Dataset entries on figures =
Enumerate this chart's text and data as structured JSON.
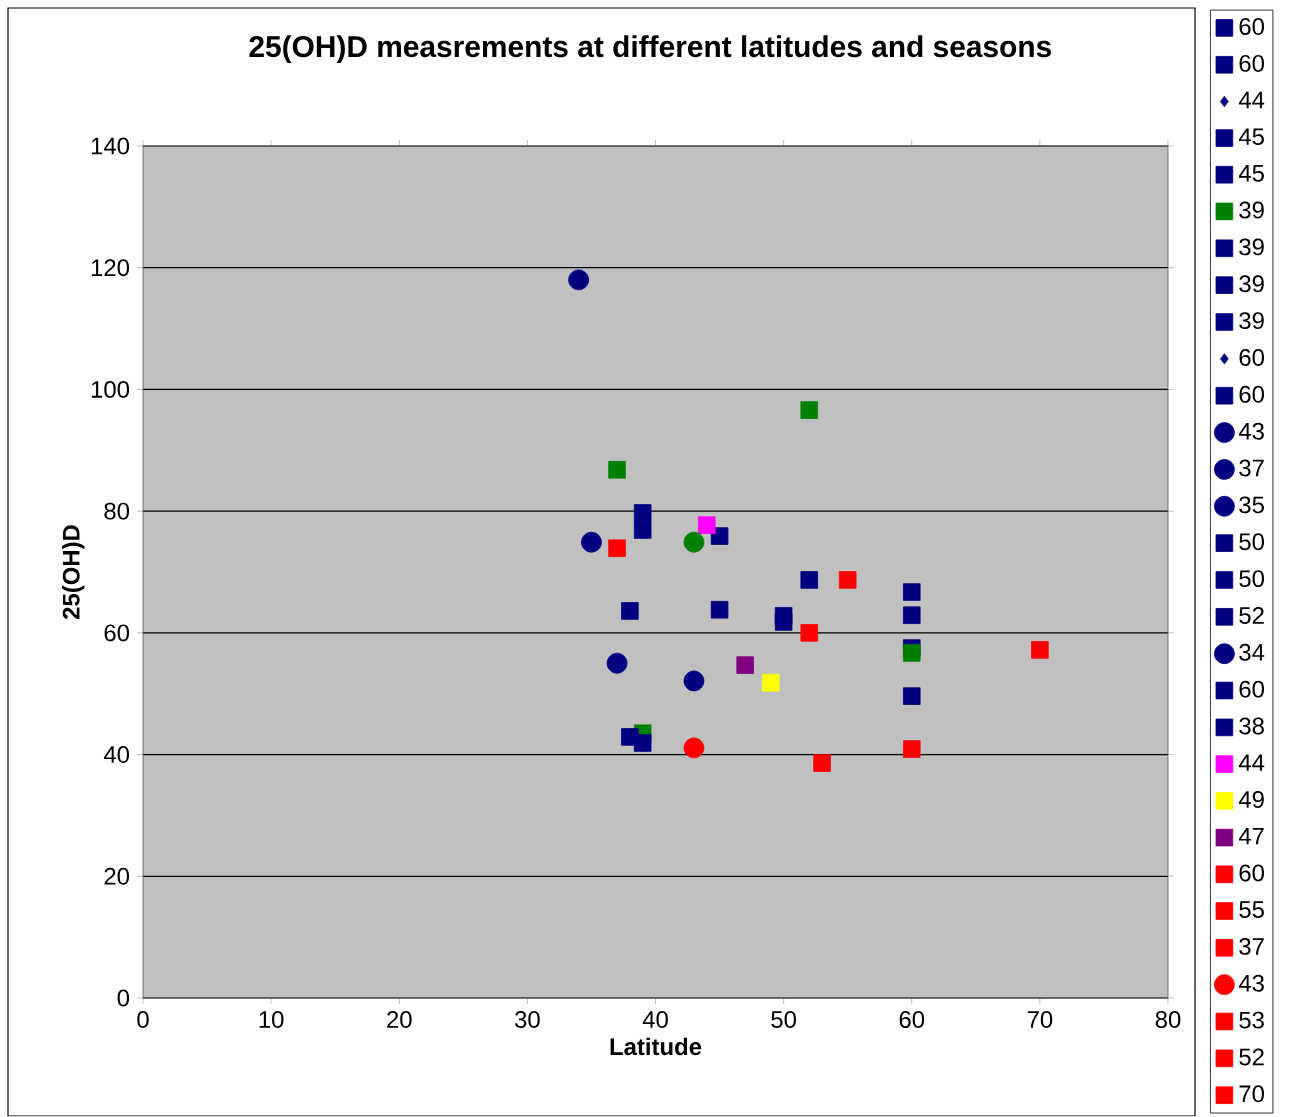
{
  "chart_data": {
    "type": "scatter",
    "title": "25(OH)D measrements at different latitudes and seasons",
    "xlabel": "Latitude",
    "ylabel": "25(OH)D",
    "xlim": [
      0,
      80
    ],
    "ylim": [
      0,
      140
    ],
    "xticks": [
      0,
      10,
      20,
      30,
      40,
      50,
      60,
      70,
      80
    ],
    "yticks": [
      0,
      20,
      40,
      60,
      80,
      100,
      120,
      140
    ],
    "grid": "y",
    "legend": "right",
    "series": [
      {
        "name": "60",
        "color": "#000080",
        "marker": "square",
        "x": [
          60
        ],
        "values": [
          66.7
        ]
      },
      {
        "name": "60",
        "color": "#000080",
        "marker": "square",
        "x": [
          60
        ],
        "values": [
          62.9
        ]
      },
      {
        "name": "44",
        "color": "#000080",
        "marker": "diamond",
        "values": [
          null
        ]
      },
      {
        "name": "45",
        "color": "#000080",
        "marker": "square",
        "x": [
          45
        ],
        "values": [
          75.9
        ]
      },
      {
        "name": "45",
        "color": "#000080",
        "marker": "square",
        "x": [
          45
        ],
        "values": [
          63.8
        ]
      },
      {
        "name": "39",
        "color": "#008000",
        "marker": "square",
        "x": [
          39
        ],
        "values": [
          43.5
        ]
      },
      {
        "name": "39",
        "color": "#000080",
        "marker": "square",
        "x": [
          39
        ],
        "values": [
          79.7
        ]
      },
      {
        "name": "39",
        "color": "#000080",
        "marker": "square",
        "x": [
          39
        ],
        "values": [
          76.9
        ]
      },
      {
        "name": "39",
        "color": "#000080",
        "marker": "square",
        "x": [
          39
        ],
        "values": [
          41.9
        ]
      },
      {
        "name": "60",
        "color": "#000080",
        "marker": "diamond",
        "values": [
          null
        ]
      },
      {
        "name": "60",
        "color": "#000080",
        "marker": "square",
        "x": [
          60
        ],
        "values": [
          57.5
        ]
      },
      {
        "name": "43",
        "color": "#000080",
        "marker": "circle",
        "x": [
          43
        ],
        "values": [
          52.1
        ]
      },
      {
        "name": "37",
        "color": "#000080",
        "marker": "circle",
        "x": [
          37
        ],
        "values": [
          55.0
        ]
      },
      {
        "name": "35",
        "color": "#000080",
        "marker": "circle",
        "x": [
          35
        ],
        "values": [
          74.9
        ]
      },
      {
        "name": "50",
        "color": "#000080",
        "marker": "square",
        "x": [
          50
        ],
        "values": [
          62.8
        ]
      },
      {
        "name": "50",
        "color": "#000080",
        "marker": "square",
        "x": [
          50
        ],
        "values": [
          61.8
        ]
      },
      {
        "name": "52",
        "color": "#000080",
        "marker": "square",
        "x": [
          52
        ],
        "values": [
          68.7
        ]
      },
      {
        "name": "34",
        "color": "#000080",
        "marker": "circle",
        "x": [
          34
        ],
        "values": [
          118.0
        ]
      },
      {
        "name": "60",
        "color": "#000080",
        "marker": "square",
        "x": [
          60
        ],
        "values": [
          49.6
        ]
      },
      {
        "name": "38",
        "color": "#000080",
        "marker": "square",
        "x": [
          38,
          38
        ],
        "values": [
          63.6,
          42.9
        ]
      },
      {
        "name": "44",
        "color": "#ff00ff",
        "marker": "square",
        "x": [
          44
        ],
        "values": [
          77.7
        ]
      },
      {
        "name": "49",
        "color": "#ffff00",
        "marker": "square",
        "x": [
          49
        ],
        "values": [
          51.8
        ]
      },
      {
        "name": "47",
        "color": "#800080",
        "marker": "square",
        "x": [
          47
        ],
        "values": [
          54.7
        ]
      },
      {
        "name": "60",
        "color": "#ff0000",
        "marker": "square",
        "x": [
          60
        ],
        "values": [
          40.9
        ]
      },
      {
        "name": "55",
        "color": "#ff0000",
        "marker": "square",
        "x": [
          55
        ],
        "values": [
          68.7
        ]
      },
      {
        "name": "37",
        "color": "#ff0000",
        "marker": "square",
        "x": [
          37
        ],
        "values": [
          73.9
        ]
      },
      {
        "name": "43",
        "color": "#ff0000",
        "marker": "circle",
        "x": [
          43
        ],
        "values": [
          41.1
        ]
      },
      {
        "name": "53",
        "color": "#ff0000",
        "marker": "square",
        "x": [
          53
        ],
        "values": [
          38.6
        ]
      },
      {
        "name": "52",
        "color": "#ff0000",
        "marker": "square",
        "x": [
          52
        ],
        "values": [
          60.0
        ]
      },
      {
        "name": "70",
        "color": "#ff0000",
        "marker": "square",
        "x": [
          70
        ],
        "values": [
          57.2
        ]
      },
      {
        "color": "#008000",
        "marker": "square",
        "x": [
          37
        ],
        "values": [
          86.8
        ]
      },
      {
        "color": "#008000",
        "marker": "circle",
        "x": [
          43
        ],
        "values": [
          74.9
        ]
      },
      {
        "color": "#008000",
        "marker": "square",
        "x": [
          52
        ],
        "values": [
          96.6
        ]
      },
      {
        "color": "#008000",
        "marker": "square",
        "x": [
          60
        ],
        "values": [
          56.7
        ]
      }
    ]
  }
}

What you need to do = Print out the material word for word, omitting the pictures.

Response to this task =
Enumerate this chart's text and data as structured JSON.
{
  "chart_data": {
    "type": "scatter",
    "title": "25(OH)D measrements at different latitudes and seasons",
    "xlabel": "Latitude",
    "ylabel": "25(OH)D",
    "xlim": [
      0,
      80
    ],
    "ylim": [
      0,
      140
    ],
    "xticks": [
      0,
      10,
      20,
      30,
      40,
      50,
      60,
      70,
      80
    ],
    "yticks": [
      0,
      20,
      40,
      60,
      80,
      100,
      120,
      140
    ],
    "grid": "y",
    "legend": "right",
    "series": [
      {
        "name": "60",
        "color": "#000080",
        "marker": "square",
        "x": [
          60
        ],
        "values": [
          66.7
        ]
      },
      {
        "name": "60",
        "color": "#000080",
        "marker": "square",
        "x": [
          60
        ],
        "values": [
          62.9
        ]
      },
      {
        "name": "44",
        "color": "#000080",
        "marker": "diamond",
        "values": [
          null
        ]
      },
      {
        "name": "45",
        "color": "#000080",
        "marker": "square",
        "x": [
          45
        ],
        "values": [
          75.9
        ]
      },
      {
        "name": "45",
        "color": "#000080",
        "marker": "square",
        "x": [
          45
        ],
        "values": [
          63.8
        ]
      },
      {
        "name": "39",
        "color": "#008000",
        "marker": "square",
        "x": [
          39
        ],
        "values": [
          43.5
        ]
      },
      {
        "name": "39",
        "color": "#000080",
        "marker": "square",
        "x": [
          39
        ],
        "values": [
          79.7
        ]
      },
      {
        "name": "39",
        "color": "#000080",
        "marker": "square",
        "x": [
          39
        ],
        "values": [
          76.9
        ]
      },
      {
        "name": "39",
        "color": "#000080",
        "marker": "square",
        "x": [
          39
        ],
        "values": [
          41.9
        ]
      },
      {
        "name": "60",
        "color": "#000080",
        "marker": "diamond",
        "values": [
          null
        ]
      },
      {
        "name": "60",
        "color": "#000080",
        "marker": "square",
        "x": [
          60
        ],
        "values": [
          57.5
        ]
      },
      {
        "name": "43",
        "color": "#000080",
        "marker": "circle",
        "x": [
          43
        ],
        "values": [
          52.1
        ]
      },
      {
        "name": "37",
        "color": "#000080",
        "marker": "circle",
        "x": [
          37
        ],
        "values": [
          55.0
        ]
      },
      {
        "name": "35",
        "color": "#000080",
        "marker": "circle",
        "x": [
          35
        ],
        "values": [
          74.9
        ]
      },
      {
        "name": "50",
        "color": "#000080",
        "marker": "square",
        "x": [
          50
        ],
        "values": [
          62.8
        ]
      },
      {
        "name": "50",
        "color": "#000080",
        "marker": "square",
        "x": [
          50
        ],
        "values": [
          61.8
        ]
      },
      {
        "name": "52",
        "color": "#000080",
        "marker": "square",
        "x": [
          52
        ],
        "values": [
          68.7
        ]
      },
      {
        "name": "34",
        "color": "#000080",
        "marker": "circle",
        "x": [
          34
        ],
        "values": [
          118.0
        ]
      },
      {
        "name": "60",
        "color": "#000080",
        "marker": "square",
        "x": [
          60
        ],
        "values": [
          49.6
        ]
      },
      {
        "name": "38",
        "color": "#000080",
        "marker": "square",
        "x": [
          38,
          38
        ],
        "values": [
          63.6,
          42.9
        ]
      },
      {
        "name": "44",
        "color": "#ff00ff",
        "marker": "square",
        "x": [
          44
        ],
        "values": [
          77.7
        ]
      },
      {
        "name": "49",
        "color": "#ffff00",
        "marker": "square",
        "x": [
          49
        ],
        "values": [
          51.8
        ]
      },
      {
        "name": "47",
        "color": "#800080",
        "marker": "square",
        "x": [
          47
        ],
        "values": [
          54.7
        ]
      },
      {
        "name": "60",
        "color": "#ff0000",
        "marker": "square",
        "x": [
          60
        ],
        "values": [
          40.9
        ]
      },
      {
        "name": "55",
        "color": "#ff0000",
        "marker": "square",
        "x": [
          55
        ],
        "values": [
          68.7
        ]
      },
      {
        "name": "37",
        "color": "#ff0000",
        "marker": "square",
        "x": [
          37
        ],
        "values": [
          73.9
        ]
      },
      {
        "name": "43",
        "color": "#ff0000",
        "marker": "circle",
        "x": [
          43
        ],
        "values": [
          41.1
        ]
      },
      {
        "name": "53",
        "color": "#ff0000",
        "marker": "square",
        "x": [
          53
        ],
        "values": [
          38.6
        ]
      },
      {
        "name": "52",
        "color": "#ff0000",
        "marker": "square",
        "x": [
          52
        ],
        "values": [
          60.0
        ]
      },
      {
        "name": "70",
        "color": "#ff0000",
        "marker": "square",
        "x": [
          70
        ],
        "values": [
          57.2
        ]
      },
      {
        "color": "#008000",
        "marker": "square",
        "x": [
          37
        ],
        "values": [
          86.8
        ]
      },
      {
        "color": "#008000",
        "marker": "circle",
        "x": [
          43
        ],
        "values": [
          74.9
        ]
      },
      {
        "color": "#008000",
        "marker": "square",
        "x": [
          52
        ],
        "values": [
          96.6
        ]
      },
      {
        "color": "#008000",
        "marker": "square",
        "x": [
          60
        ],
        "values": [
          56.7
        ]
      }
    ]
  }
}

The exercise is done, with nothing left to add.